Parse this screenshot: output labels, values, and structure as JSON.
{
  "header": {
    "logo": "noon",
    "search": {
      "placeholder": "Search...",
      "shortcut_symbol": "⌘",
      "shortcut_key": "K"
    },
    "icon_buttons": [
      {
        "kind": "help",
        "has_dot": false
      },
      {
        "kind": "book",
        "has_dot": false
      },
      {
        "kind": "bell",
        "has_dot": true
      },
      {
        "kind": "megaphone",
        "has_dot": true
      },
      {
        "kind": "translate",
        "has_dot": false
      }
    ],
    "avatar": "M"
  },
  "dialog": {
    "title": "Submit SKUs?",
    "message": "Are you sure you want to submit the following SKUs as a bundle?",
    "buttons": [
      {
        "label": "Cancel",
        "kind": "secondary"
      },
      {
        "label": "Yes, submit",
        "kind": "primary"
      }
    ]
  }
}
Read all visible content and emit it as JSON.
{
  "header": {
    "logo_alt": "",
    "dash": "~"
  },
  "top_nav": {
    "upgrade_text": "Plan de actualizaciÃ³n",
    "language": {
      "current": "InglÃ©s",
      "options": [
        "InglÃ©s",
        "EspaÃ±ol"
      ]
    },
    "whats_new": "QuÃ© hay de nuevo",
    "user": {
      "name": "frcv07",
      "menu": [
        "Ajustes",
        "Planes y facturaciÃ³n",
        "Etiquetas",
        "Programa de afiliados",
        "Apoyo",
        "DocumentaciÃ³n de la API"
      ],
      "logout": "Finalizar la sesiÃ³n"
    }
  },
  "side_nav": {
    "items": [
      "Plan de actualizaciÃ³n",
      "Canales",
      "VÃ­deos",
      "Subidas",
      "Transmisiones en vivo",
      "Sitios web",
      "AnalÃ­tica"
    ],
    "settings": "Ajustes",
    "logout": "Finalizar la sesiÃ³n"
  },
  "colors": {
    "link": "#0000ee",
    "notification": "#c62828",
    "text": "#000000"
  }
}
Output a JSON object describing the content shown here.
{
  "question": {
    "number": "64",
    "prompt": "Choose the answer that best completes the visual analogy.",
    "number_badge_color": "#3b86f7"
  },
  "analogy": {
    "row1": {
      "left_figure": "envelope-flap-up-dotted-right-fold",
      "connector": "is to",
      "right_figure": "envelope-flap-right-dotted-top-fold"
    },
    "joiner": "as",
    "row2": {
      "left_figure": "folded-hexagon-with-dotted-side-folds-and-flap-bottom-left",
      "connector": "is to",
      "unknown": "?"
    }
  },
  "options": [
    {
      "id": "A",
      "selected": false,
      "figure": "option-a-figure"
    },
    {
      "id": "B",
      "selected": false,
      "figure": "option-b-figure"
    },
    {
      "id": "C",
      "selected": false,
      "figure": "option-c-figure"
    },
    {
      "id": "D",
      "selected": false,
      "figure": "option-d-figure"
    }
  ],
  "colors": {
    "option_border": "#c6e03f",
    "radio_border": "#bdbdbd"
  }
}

========

## Aim:
Report the number of lines in the listing above that include the word "JSON", and nothing else.

## Output:
3